The request
Count how many lines of the material hold "таблицю". Respond with that number alone.

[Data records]
- - - -

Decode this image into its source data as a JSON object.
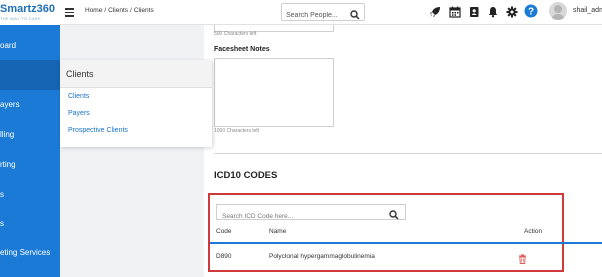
{
  "app": {
    "logo_text": "Smartz360",
    "logo_tagline": "THE WAY TO CARE"
  },
  "sidebar": {
    "items": [
      {
        "label": "oard"
      },
      {
        "label": "ayers"
      },
      {
        "label": "lling"
      },
      {
        "label": "rting"
      },
      {
        "label": "s"
      },
      {
        "label": "s"
      },
      {
        "label": "eting Services"
      }
    ]
  },
  "header": {
    "breadcrumb": [
      "Home",
      "Clients",
      "Clients"
    ],
    "breadcrumb_separator": "/",
    "search_placeholder": "Search People...",
    "username": "shail_admi",
    "icons": [
      "menu-icon",
      "rocket-icon",
      "calendar-icon",
      "contact-book-icon",
      "bell-icon",
      "gear-icon",
      "help-icon",
      "search-icon"
    ]
  },
  "main": {
    "chars_left_1": "500 Characters left",
    "facesheet_label": "Facesheet Notes",
    "chars_left_2": "1000 Characters left",
    "icd_title": "ICD10 CODES",
    "icd_search_placeholder": "Search ICD Code here...",
    "table": {
      "columns": [
        "Code",
        "Name",
        "Action"
      ],
      "rows": [
        {
          "code": "D890",
          "name": "Polyclonal hypergammaglobulinemia",
          "action_icon": "trash-icon"
        }
      ]
    }
  },
  "popup": {
    "title": "Clients",
    "items": [
      "Clients",
      "Payers",
      "Prospective Clients"
    ]
  },
  "colors": {
    "sidebar": "#1b7ad6",
    "link": "#1a73c9",
    "highlight_border": "#d0393a",
    "trash": "#e05a5a",
    "help": "#1b7ad6"
  }
}
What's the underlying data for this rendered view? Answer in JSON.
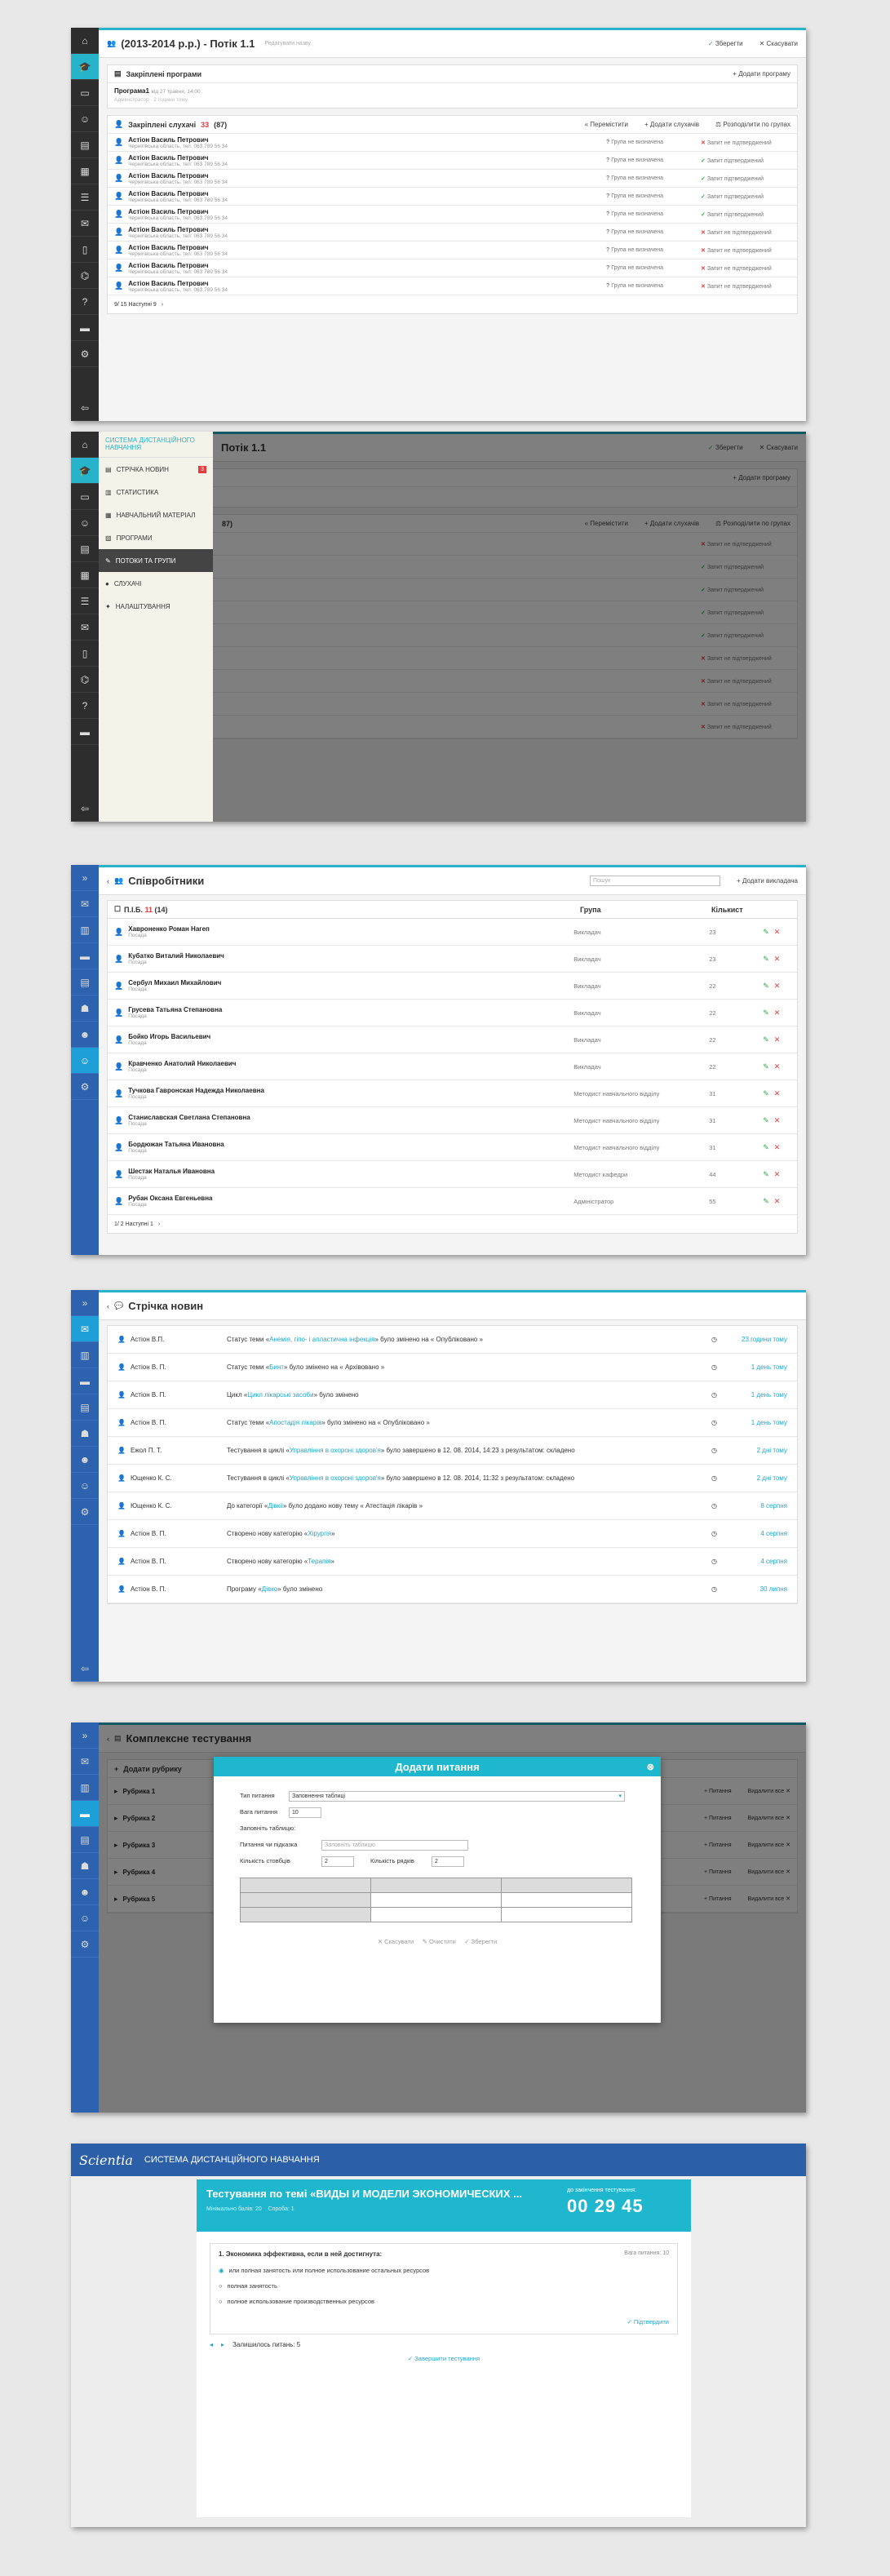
{
  "s1": {
    "title": "(2013-2014 р.р.) - Потік 1.1",
    "subtitle": "Редагувати назву",
    "save": "Зберегти",
    "cancel": "Скасувати",
    "programs_title": "Закріплені програми",
    "add_program": "Додати програму",
    "program_name": "Програма1",
    "program_meta": "від 27 травня, 14:00",
    "program_author": "Адміністратор · 2 години тому",
    "listeners_title": "Закріплені слухачі",
    "listeners_count": "33",
    "listeners_total": "(87)",
    "move": "Перемістити",
    "add_listeners": "Додати слухачів",
    "distribute": "Розподілити по групах",
    "group_none": "Група не визначена",
    "req_confirmed": "Запит підтверджений",
    "req_unconfirmed": "Запит не підтверджений",
    "rows": [
      {
        "name": "Астіон Василь Петрович",
        "info": "Чернігівська область, тел: 063 789 56 34",
        "status": "no"
      },
      {
        "name": "Астіон Василь Петрович",
        "info": "Чернігівська область, тел: 063 789 56 34",
        "status": "yes"
      },
      {
        "name": "Астіон Василь Петрович",
        "info": "Чернігівська область, тел: 063 789 56 34",
        "status": "yes"
      },
      {
        "name": "Астіон Василь Петрович",
        "info": "Чернігівська область, тел: 063 789 56 34",
        "status": "yes"
      },
      {
        "name": "Астіон Василь Петрович",
        "info": "Чернігівська область, тел: 063 789 56 34",
        "status": "yes"
      },
      {
        "name": "Астіон Василь Петрович",
        "info": "Чернігівська область, тел: 063 789 56 34",
        "status": "no"
      },
      {
        "name": "Астіон Василь Петрович",
        "info": "Чернігівська область, тел: 063 789 56 34",
        "status": "no"
      },
      {
        "name": "Астіон Василь Петрович",
        "info": "Чернігівська область, тел: 063 789 56 34",
        "status": "no"
      },
      {
        "name": "Астіон Василь Петрович",
        "info": "Чернігівська область, тел: 063 789 56 34",
        "status": "no"
      }
    ],
    "pager": "9/ 15  Наступні 9"
  },
  "s2": {
    "app_title": "СИСТЕМА ДИСТАНЦІЙНОГО НАВЧАННЯ",
    "menu": [
      {
        "label": "СТРІЧКА НОВИН",
        "badge": "3"
      },
      {
        "label": "СТАТИСТИКА"
      },
      {
        "label": "НАВЧАЛЬНИЙ МАТЕРІАЛ"
      },
      {
        "label": "ПРОГРАМИ"
      },
      {
        "label": "ПОТОКИ ТА ГРУПИ"
      },
      {
        "label": "СЛУХАЧІ"
      },
      {
        "label": "НАЛАШТУВАННЯ"
      }
    ],
    "bg_title": "Потік 1.1",
    "bg_count": "87)"
  },
  "s3": {
    "title": "Співробітники",
    "search": "Пошук",
    "add": "Додати викладача",
    "col_name": "П.І.Б.",
    "col_count": "11",
    "col_total": "(14)",
    "col_group": "Група",
    "col_lessons": "Кількист",
    "position": "Посада",
    "rows": [
      {
        "name": "Хавроненко Роман Нагеп",
        "group": "Викладач",
        "n": "23"
      },
      {
        "name": "Кубатко Виталий Николаевич",
        "group": "Викладач",
        "n": "23"
      },
      {
        "name": "Сербул Михаил Михайлович",
        "group": "Викладач",
        "n": "22"
      },
      {
        "name": "Грусева Татьяна Степановна",
        "group": "Викладач",
        "n": "22"
      },
      {
        "name": "Бойко Игорь Васильевич",
        "group": "Викладач",
        "n": "22"
      },
      {
        "name": "Кравченко Анатолий Николаевич",
        "group": "Викладач",
        "n": "22"
      },
      {
        "name": "Тучкова Гавронская Надежда Николаевна",
        "group": "Методист навчального відділу",
        "n": "31"
      },
      {
        "name": "Станиславская Светлана Степановна",
        "group": "Методист навчального відділу",
        "n": "31"
      },
      {
        "name": "Бордюжан Татьяна Ивановна",
        "group": "Методист навчального відділу",
        "n": "31"
      },
      {
        "name": "Шестак Наталья Ивановна",
        "group": "Методист кафедри",
        "n": "44"
      },
      {
        "name": "Рубан Оксана Евгеньевна",
        "group": "Адміністратор",
        "n": "55"
      }
    ],
    "pager": "1/ 2   Наступні 1"
  },
  "s4": {
    "title": "Стрічка новин",
    "rows": [
      {
        "who": "Астіон В.П.",
        "pre": "Статус теми «",
        "link": "Анемія, гіпо- і апластична інфекція",
        "post": "» було змінено на « Опубліковано »",
        "time": "23 години тому"
      },
      {
        "who": "Астіон В. П.",
        "pre": "Статус теми «",
        "link": "Бинт",
        "post": "» було змінено на « Архівовано »",
        "time": "1 день тому"
      },
      {
        "who": "Астіон В. П.",
        "pre": "Цикл «",
        "link": "Цикл лікарські засоби",
        "post": "» було змінено",
        "time": "1 день тому"
      },
      {
        "who": "Астіон В. П.",
        "pre": "Статус теми «",
        "link": "Апостадія лікарів",
        "post": "» було змінено на « Опубліковано »",
        "time": "1 день тому"
      },
      {
        "who": "Ежол П. Т.",
        "pre": "Тестування в циклі «",
        "link": "Управління в охороні здоров'я",
        "post": "» було завершено в 12. 08. 2014, 14:23 з результатом: складено",
        "time": "2 дні тому"
      },
      {
        "who": "Ющенко К. С.",
        "pre": "Тестування в циклі «",
        "link": "Управління в охороні здоров'я",
        "post": "» було завершено в 12. 08. 2014, 11:32 з результатом: складено",
        "time": "2 дні тому"
      },
      {
        "who": "Ющенко К. С.",
        "pre": "До категорії «",
        "link": "Дівкіі",
        "post": "» було додано нову тему « Атестація лікарів »",
        "time": "8 серпня"
      },
      {
        "who": "Астіон В. П.",
        "pre": "Створено нову категорію «",
        "link": "Хірургія",
        "post": "»",
        "time": "4 серпня"
      },
      {
        "who": "Астіон В. П.",
        "pre": "Створено нову категорію «",
        "link": "Терапія",
        "post": "»",
        "time": "4 серпня"
      },
      {
        "who": "Астіон В. П.",
        "pre": "Програму «",
        "link": "Дівко",
        "post": "» було змінено",
        "time": "30 липня"
      }
    ]
  },
  "s5": {
    "title": "Комплексне тестування",
    "add_rubric": "Додати рубрику",
    "rubrics": [
      "Рубрика 1",
      "Рубрика 2",
      "Рубрика 3",
      "Рубрика 4",
      "Рубрика 5"
    ],
    "add_q": "Питання",
    "delete": "Видалити все",
    "modal_title": "Додати питання",
    "type_label": "Тип питання",
    "type_value": "Заповнення таблиці",
    "weight_label": "Вага питання",
    "weight_value": "10",
    "fill_label": "Заповніть таблицю:",
    "q_label": "Питання чи підказка",
    "q_placeholder": "Заповніть таблицю",
    "cols_label": "Кількість стовбців",
    "cols_value": "2",
    "rows_label": "Кількість рядків",
    "rows_value": "2",
    "btn_cancel": "Скасувати",
    "btn_clear": "Очистити",
    "btn_save": "Зберегти"
  },
  "s6": {
    "logo": "Scientia",
    "app_title": "СИСТЕМА ДИСТАНЦІЙНОГО НАВЧАННЯ",
    "test_title": "Тестування по темі «ВИДЫ И МОДЕЛИ ЭКОНОМИЧЕСКИХ ...",
    "meta1": "Мінімально балів: 20",
    "meta2": "Спроба: 1",
    "timer_label": "до закінчення тестування:",
    "timer": "00 29 45",
    "question": "1. Экономика эффективна, если в ней достигнута:",
    "weight": "Вага питання: 10",
    "options": [
      "или полная занятость или полное использование остальных ресурсов",
      "полная занятость",
      "полное использование производственных ресурсов"
    ],
    "confirm": "Підтвердити",
    "remaining": "Залишилось питань: 5",
    "finish": "Завершити тестування"
  }
}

- - - -

Exercise result
2